▼▼▼
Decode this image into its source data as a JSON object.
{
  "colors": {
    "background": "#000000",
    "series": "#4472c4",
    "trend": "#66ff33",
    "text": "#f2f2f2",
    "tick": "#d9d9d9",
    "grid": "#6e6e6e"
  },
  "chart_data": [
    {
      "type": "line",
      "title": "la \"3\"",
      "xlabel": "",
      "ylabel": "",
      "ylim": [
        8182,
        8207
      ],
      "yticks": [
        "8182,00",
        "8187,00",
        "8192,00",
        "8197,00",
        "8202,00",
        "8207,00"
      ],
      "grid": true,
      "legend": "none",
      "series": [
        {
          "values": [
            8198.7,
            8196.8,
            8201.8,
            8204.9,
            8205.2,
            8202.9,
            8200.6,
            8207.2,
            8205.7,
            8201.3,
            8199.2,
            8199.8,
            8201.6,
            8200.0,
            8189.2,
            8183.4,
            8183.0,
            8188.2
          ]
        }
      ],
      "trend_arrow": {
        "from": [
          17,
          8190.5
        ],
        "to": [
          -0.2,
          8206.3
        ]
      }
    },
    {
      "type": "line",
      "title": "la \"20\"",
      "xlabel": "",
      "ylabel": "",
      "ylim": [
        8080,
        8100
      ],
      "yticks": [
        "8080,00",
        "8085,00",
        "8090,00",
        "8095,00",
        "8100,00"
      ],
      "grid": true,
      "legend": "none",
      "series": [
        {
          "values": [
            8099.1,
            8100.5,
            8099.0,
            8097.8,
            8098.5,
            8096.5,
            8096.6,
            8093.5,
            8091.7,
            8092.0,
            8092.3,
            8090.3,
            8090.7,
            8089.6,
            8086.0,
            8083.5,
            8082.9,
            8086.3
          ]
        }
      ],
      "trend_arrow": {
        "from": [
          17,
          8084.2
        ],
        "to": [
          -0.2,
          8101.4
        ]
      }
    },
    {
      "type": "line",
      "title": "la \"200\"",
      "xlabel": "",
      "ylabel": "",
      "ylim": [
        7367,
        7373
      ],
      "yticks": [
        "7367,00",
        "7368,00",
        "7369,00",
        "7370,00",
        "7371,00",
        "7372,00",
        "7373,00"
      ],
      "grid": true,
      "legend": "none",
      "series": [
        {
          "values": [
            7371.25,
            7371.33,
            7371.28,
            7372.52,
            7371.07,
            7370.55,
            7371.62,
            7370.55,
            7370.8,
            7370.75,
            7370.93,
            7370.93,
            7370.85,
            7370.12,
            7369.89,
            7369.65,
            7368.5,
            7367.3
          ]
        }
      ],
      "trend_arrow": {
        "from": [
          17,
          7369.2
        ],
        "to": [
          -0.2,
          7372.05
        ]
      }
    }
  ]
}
▲▲▲
EXERCISE | Print the whole listing again, exactly.

SOLUTION TO THIS PROBLEM |
Decode this image into its source data as a JSON object.
{
  "colors": {
    "background": "#000000",
    "series": "#4472c4",
    "trend": "#66ff33",
    "text": "#f2f2f2",
    "tick": "#d9d9d9",
    "grid": "#6e6e6e"
  },
  "chart_data": [
    {
      "type": "line",
      "title": "la \"3\"",
      "xlabel": "",
      "ylabel": "",
      "ylim": [
        8182,
        8207
      ],
      "yticks": [
        "8182,00",
        "8187,00",
        "8192,00",
        "8197,00",
        "8202,00",
        "8207,00"
      ],
      "grid": true,
      "legend": "none",
      "series": [
        {
          "values": [
            8198.7,
            8196.8,
            8201.8,
            8204.9,
            8205.2,
            8202.9,
            8200.6,
            8207.2,
            8205.7,
            8201.3,
            8199.2,
            8199.8,
            8201.6,
            8200.0,
            8189.2,
            8183.4,
            8183.0,
            8188.2
          ]
        }
      ],
      "trend_arrow": {
        "from": [
          17,
          8190.5
        ],
        "to": [
          -0.2,
          8206.3
        ]
      }
    },
    {
      "type": "line",
      "title": "la \"20\"",
      "xlabel": "",
      "ylabel": "",
      "ylim": [
        8080,
        8100
      ],
      "yticks": [
        "8080,00",
        "8085,00",
        "8090,00",
        "8095,00",
        "8100,00"
      ],
      "grid": true,
      "legend": "none",
      "series": [
        {
          "values": [
            8099.1,
            8100.5,
            8099.0,
            8097.8,
            8098.5,
            8096.5,
            8096.6,
            8093.5,
            8091.7,
            8092.0,
            8092.3,
            8090.3,
            8090.7,
            8089.6,
            8086.0,
            8083.5,
            8082.9,
            8086.3
          ]
        }
      ],
      "trend_arrow": {
        "from": [
          17,
          8084.2
        ],
        "to": [
          -0.2,
          8101.4
        ]
      }
    },
    {
      "type": "line",
      "title": "la \"200\"",
      "xlabel": "",
      "ylabel": "",
      "ylim": [
        7367,
        7373
      ],
      "yticks": [
        "7367,00",
        "7368,00",
        "7369,00",
        "7370,00",
        "7371,00",
        "7372,00",
        "7373,00"
      ],
      "grid": true,
      "legend": "none",
      "series": [
        {
          "values": [
            7371.25,
            7371.33,
            7371.28,
            7372.52,
            7371.07,
            7370.55,
            7371.62,
            7370.55,
            7370.8,
            7370.75,
            7370.93,
            7370.93,
            7370.85,
            7370.12,
            7369.89,
            7369.65,
            7368.5,
            7367.3
          ]
        }
      ],
      "trend_arrow": {
        "from": [
          17,
          7369.2
        ],
        "to": [
          -0.2,
          7372.05
        ]
      }
    }
  ]
}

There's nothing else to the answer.